Every line that contains the word "JSON" should be copied out.

◆ **Information shown**:
++++++++++
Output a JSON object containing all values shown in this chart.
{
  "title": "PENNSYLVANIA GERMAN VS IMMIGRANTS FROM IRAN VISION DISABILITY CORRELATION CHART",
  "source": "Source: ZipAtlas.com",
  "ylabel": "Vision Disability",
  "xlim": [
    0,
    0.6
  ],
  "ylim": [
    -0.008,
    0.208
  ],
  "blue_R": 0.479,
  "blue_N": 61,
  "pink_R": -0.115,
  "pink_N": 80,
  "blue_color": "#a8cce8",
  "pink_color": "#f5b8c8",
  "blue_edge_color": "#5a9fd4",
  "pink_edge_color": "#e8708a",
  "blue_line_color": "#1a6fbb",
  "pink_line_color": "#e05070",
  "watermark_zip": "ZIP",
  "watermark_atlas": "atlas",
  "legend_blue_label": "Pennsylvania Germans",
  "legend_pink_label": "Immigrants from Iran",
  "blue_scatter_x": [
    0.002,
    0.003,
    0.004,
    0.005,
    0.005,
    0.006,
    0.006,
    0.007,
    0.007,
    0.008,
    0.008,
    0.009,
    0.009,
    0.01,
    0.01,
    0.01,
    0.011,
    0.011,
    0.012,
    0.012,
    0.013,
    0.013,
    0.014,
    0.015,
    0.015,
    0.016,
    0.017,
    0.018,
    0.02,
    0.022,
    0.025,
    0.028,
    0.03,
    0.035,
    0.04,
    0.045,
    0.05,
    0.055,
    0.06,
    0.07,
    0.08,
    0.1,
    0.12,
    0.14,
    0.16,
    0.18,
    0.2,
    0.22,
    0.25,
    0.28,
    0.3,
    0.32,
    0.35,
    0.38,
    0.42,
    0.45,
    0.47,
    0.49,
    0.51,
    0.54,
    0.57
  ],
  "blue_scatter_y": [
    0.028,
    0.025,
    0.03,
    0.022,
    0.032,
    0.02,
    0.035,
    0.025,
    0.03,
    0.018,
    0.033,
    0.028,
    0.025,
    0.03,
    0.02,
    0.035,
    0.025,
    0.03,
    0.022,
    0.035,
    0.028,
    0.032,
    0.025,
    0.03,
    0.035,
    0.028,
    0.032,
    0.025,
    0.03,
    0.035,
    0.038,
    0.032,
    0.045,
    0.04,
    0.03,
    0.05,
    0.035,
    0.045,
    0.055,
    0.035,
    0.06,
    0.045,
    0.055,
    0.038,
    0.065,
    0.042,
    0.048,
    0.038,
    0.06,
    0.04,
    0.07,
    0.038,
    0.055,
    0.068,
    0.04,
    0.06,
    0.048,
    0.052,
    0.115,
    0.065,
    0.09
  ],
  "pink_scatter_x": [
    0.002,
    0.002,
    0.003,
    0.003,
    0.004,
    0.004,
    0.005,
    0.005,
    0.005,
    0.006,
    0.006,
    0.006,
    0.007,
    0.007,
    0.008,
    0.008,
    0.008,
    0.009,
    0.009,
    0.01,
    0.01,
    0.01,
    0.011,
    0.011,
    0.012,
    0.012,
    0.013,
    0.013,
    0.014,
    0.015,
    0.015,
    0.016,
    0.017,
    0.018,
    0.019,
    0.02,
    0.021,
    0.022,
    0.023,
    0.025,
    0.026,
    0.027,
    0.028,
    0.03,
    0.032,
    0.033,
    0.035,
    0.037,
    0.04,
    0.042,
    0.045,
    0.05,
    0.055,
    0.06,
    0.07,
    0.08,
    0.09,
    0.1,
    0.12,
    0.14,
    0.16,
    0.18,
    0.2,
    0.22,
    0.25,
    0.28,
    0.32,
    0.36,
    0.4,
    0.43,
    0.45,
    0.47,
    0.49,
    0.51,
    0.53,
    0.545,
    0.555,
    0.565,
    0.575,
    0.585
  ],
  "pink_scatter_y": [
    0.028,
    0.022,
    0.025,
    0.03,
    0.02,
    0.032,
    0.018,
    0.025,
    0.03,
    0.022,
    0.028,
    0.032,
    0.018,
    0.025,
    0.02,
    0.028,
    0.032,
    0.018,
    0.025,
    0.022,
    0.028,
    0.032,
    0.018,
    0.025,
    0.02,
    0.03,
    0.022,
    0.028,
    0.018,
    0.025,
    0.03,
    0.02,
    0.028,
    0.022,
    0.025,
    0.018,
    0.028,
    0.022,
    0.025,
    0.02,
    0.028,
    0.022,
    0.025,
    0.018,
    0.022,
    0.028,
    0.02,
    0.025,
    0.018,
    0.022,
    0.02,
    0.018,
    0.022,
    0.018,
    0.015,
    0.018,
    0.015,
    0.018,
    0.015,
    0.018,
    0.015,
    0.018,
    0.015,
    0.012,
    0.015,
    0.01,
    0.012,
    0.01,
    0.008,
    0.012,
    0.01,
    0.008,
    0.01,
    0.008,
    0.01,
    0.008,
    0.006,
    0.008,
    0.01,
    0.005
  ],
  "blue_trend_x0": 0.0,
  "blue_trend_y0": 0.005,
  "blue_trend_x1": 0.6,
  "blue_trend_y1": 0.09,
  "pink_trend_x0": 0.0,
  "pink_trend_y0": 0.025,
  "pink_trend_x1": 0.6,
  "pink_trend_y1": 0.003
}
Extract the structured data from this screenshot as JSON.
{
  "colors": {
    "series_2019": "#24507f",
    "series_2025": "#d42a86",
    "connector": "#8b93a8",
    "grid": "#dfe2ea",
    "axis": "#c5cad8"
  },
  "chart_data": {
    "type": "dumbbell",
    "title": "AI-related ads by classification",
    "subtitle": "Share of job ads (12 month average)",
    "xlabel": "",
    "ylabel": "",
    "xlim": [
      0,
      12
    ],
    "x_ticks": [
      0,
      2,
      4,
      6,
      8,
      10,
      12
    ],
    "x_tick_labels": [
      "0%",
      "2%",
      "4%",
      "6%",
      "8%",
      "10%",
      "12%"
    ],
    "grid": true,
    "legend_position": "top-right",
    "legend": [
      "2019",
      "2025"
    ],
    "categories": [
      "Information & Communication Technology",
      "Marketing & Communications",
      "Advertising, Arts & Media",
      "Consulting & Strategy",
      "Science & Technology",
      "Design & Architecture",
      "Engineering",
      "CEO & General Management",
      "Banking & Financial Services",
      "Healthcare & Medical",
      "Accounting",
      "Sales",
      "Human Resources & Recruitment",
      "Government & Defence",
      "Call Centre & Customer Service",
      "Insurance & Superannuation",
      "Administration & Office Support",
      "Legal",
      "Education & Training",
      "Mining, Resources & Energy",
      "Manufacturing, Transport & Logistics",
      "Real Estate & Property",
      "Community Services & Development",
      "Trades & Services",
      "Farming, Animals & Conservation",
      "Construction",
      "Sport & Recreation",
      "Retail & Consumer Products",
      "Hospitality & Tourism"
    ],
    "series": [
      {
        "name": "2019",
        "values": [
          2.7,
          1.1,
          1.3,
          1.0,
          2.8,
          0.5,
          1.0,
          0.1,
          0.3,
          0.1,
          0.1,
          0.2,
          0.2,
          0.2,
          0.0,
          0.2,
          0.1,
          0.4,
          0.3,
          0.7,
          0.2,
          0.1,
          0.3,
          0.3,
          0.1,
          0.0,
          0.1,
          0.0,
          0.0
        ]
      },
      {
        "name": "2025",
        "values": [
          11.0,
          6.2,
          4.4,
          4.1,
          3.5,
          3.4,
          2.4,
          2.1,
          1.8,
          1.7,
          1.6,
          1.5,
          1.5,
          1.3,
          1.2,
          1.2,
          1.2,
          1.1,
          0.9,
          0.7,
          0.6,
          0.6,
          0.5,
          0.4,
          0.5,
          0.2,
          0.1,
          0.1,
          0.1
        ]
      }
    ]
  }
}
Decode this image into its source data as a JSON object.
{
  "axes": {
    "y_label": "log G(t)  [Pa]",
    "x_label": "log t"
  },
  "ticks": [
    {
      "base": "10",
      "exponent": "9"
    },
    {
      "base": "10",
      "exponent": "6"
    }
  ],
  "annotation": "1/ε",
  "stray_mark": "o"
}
++++++++++
◆ **Answer**:
Output a JSON object containing all values shown in this chart.
Extract the structured data from this screenshot as JSON.
Decode this image into its source data as a JSON object.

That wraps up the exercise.